### EXERCISES:
1) Summarize the passage on the Ewers family's dispute with CIGNA in two sentences.
2) Carry on the passage about the Ewers family's dispute with CIGNA, starting after its final sentence.

The two early 1988 amendments are the only ones recorded for Ewers' policy before 1991, the year conversion policies could no longer be changed.

Which leads Ewers to believe the contract ISAC 92-001, which was approved after the state law changed, says one of two things:

That the therapy benefits still existed. (Remember, she says she never received the schedule of benefits. CIGNA says she would have.)

Or, the therapy benefits don't exist. If this is true, it would appear that those benefits were removed without proper approval.

Either way, she says, her family and every other family stuck in this death spiral conversion policy should be paid for years of therapy that CIGNA should have covered.

Ewers' attorney Rick Berry, who is chairman of the state bar's insurance committee, filed a complaint in Superior Court last summer seeking copies of the Ewerses' contracts.

The motions to dismiss and other barriers erected by CIGNA in the case have been masterpieces of obfuscation.

CIGNA said the complaint wasn't specific enough. It argued the case had to be heard at the federal level. It argued the Ewerses' 1996 request for documents wasn't specific enough. It argued it doesn't need to turn over documents to someone who has left CIGNA coverage.

A judge dismissed the first complaint, saying he didn't have jurisdiction to order the contracts turned over.

Berry filed a second complaint, this time seeking damages and repayment of unpaid benefits.

"This case arises out of Plaintiff's legitimate belief that CIGNA shortchanged insurance benefits of thousands of handicapped children in Arizona, including Ryan Ewers," Berry wrote.

The complaint hinted at a class-action suit.

"It seems that no matter what Plaintiffs do," Berry wrote, "CIGNA will not turn over something as simple as an insurance contract that it is, by law, required to maintain and produce. It must be that the insurance contract is so damaging that CIGNA will do whatever is necessary to avoid producing it."

CIGNA countered that any lawsuit regarding conversion policies should be handled under federal insurance statutes, collectively known as ERISA.

Those laws are considered by proponents of a federal patient bill of rights to be some of the most anti-consumer legislation in America. Under those laws, for instance, the Ewerses would be unable to receive any punitive damages.

### SOURCE MATERIAL:
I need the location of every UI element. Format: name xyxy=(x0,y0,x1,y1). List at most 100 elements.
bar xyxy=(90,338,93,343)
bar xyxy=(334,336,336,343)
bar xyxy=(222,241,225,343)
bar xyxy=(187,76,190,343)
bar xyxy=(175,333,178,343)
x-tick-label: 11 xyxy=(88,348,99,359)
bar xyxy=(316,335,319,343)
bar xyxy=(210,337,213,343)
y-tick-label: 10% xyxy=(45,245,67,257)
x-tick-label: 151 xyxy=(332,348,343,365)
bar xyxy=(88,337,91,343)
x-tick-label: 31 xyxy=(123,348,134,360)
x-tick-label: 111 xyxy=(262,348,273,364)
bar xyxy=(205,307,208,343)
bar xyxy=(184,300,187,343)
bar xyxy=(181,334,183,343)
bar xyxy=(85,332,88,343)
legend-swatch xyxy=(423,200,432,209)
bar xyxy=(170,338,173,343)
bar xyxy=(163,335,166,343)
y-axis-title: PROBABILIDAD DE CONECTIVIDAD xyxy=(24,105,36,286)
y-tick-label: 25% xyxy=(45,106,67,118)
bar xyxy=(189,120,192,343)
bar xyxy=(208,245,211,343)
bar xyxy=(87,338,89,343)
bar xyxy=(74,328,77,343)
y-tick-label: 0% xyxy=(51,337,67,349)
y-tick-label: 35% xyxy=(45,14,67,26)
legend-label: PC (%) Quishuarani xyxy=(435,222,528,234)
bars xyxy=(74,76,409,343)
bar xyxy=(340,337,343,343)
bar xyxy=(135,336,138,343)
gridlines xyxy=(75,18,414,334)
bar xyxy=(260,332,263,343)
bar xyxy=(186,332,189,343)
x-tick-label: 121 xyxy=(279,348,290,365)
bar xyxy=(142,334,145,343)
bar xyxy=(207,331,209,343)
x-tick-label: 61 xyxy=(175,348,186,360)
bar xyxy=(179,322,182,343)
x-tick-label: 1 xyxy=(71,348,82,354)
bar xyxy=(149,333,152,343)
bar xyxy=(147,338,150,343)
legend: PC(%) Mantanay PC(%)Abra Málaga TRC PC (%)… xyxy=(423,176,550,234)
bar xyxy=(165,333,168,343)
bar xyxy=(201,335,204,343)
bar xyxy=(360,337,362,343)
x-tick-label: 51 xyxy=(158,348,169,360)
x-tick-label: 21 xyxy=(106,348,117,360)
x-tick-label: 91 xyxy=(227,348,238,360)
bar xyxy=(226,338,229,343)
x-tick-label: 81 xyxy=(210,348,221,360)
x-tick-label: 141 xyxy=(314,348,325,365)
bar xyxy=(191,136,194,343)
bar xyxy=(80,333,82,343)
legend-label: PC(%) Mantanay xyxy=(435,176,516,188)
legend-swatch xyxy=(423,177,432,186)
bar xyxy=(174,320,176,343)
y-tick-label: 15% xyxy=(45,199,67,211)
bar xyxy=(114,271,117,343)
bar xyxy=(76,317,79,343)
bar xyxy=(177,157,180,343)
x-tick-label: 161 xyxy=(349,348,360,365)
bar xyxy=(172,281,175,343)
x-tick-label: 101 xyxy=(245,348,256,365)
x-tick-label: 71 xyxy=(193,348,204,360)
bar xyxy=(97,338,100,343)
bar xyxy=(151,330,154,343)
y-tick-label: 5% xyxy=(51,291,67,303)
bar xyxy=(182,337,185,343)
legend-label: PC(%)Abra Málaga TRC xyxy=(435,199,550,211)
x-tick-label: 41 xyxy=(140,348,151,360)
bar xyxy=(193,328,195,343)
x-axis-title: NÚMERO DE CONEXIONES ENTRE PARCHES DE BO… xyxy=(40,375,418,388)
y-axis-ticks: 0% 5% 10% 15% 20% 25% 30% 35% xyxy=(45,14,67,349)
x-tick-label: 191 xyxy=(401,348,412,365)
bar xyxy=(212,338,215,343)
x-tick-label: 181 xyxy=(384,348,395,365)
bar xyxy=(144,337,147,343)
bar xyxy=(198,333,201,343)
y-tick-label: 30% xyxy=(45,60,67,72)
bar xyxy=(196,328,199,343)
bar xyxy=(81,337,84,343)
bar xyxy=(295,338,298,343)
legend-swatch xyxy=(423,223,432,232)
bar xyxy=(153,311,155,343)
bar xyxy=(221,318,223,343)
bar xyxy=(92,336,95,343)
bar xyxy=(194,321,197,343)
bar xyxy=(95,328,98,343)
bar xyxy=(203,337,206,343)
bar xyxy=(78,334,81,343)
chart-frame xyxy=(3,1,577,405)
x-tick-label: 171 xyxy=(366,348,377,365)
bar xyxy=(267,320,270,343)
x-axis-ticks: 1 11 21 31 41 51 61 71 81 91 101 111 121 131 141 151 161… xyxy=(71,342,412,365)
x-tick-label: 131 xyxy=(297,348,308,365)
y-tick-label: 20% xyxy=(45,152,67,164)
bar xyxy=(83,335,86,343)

### SET OF ANSWERS:
1) Ewers believes the contract ISAC 92-001 either kept the therapy benefits or dropped them without proper approval, and she says her family and others stuck in the conversion policy should be paid for therapy CIGNA should have covered. Her attorney, Rick Berry, went to Superior Court first for copies of the contracts and then for damages and unpaid benefits, while CIGNA raised barriers that included arguing such suits belong under the federal ERISA statutes.

2)
Conversely, though, by placing the case under ERISA, CIGNA could be forced to pay $100 a day for each day it withheld ISAC 92-001 from the Ewerses. Since the Ewerses first asked for the contract in 1996, the fines could total more than $200,000.

Berry filed a separate complaint asking for the documents under ERISA statutes.

A Superior Court judge should rule on the case in the next two weeks.

If the judge denies the Ewerses a copy of the contract, there may be only one other way to get a copy of the document:

"There must be someone out there, an attorney or a policyholder or someone, who has one," Ewers says. "Maybe there's someone out there who will read this and be able to help us out."

Her other hope is to find other children and their parents who were covered by individual conversion plans and were denied therapy benefits by CIGNA beginning in 1989.

"At this point," Berry says, "I have no idea how many people were affected by this. It would be nice to know. And we're certainly not going to find out from CIGNA."

CIGNA officials told New Times they are unable to retrieve data on how many families with developmentally disabled children held conversion policies in the late 1980s, or how much CIGNA had paid out to those families.

As of June 2001, CIGNA's public relations director, Tania Graves, says CIGNA had 78 individual conversion plan members, a tiny fraction of the total 206,918 CIGNA HMO plan members in the state.

(Any one of those 78 plan members is welcome to call New Times to discuss their policies and contracts. Under federal ERISA statutes, too, any one of those 78 plan members must be given copies of contracts by CIGNA upon request.)

"I've just been led to believe that this was a truly abusive situation," Ewers says.

"We were lucky. We found ways and had ways available to get Ryan the therapy he needed to be able to live a rich life.

"But you know there are families and children who weren't so lucky. It's those people that really deserve the help now. And it would be wonderful to help them get what they deserve."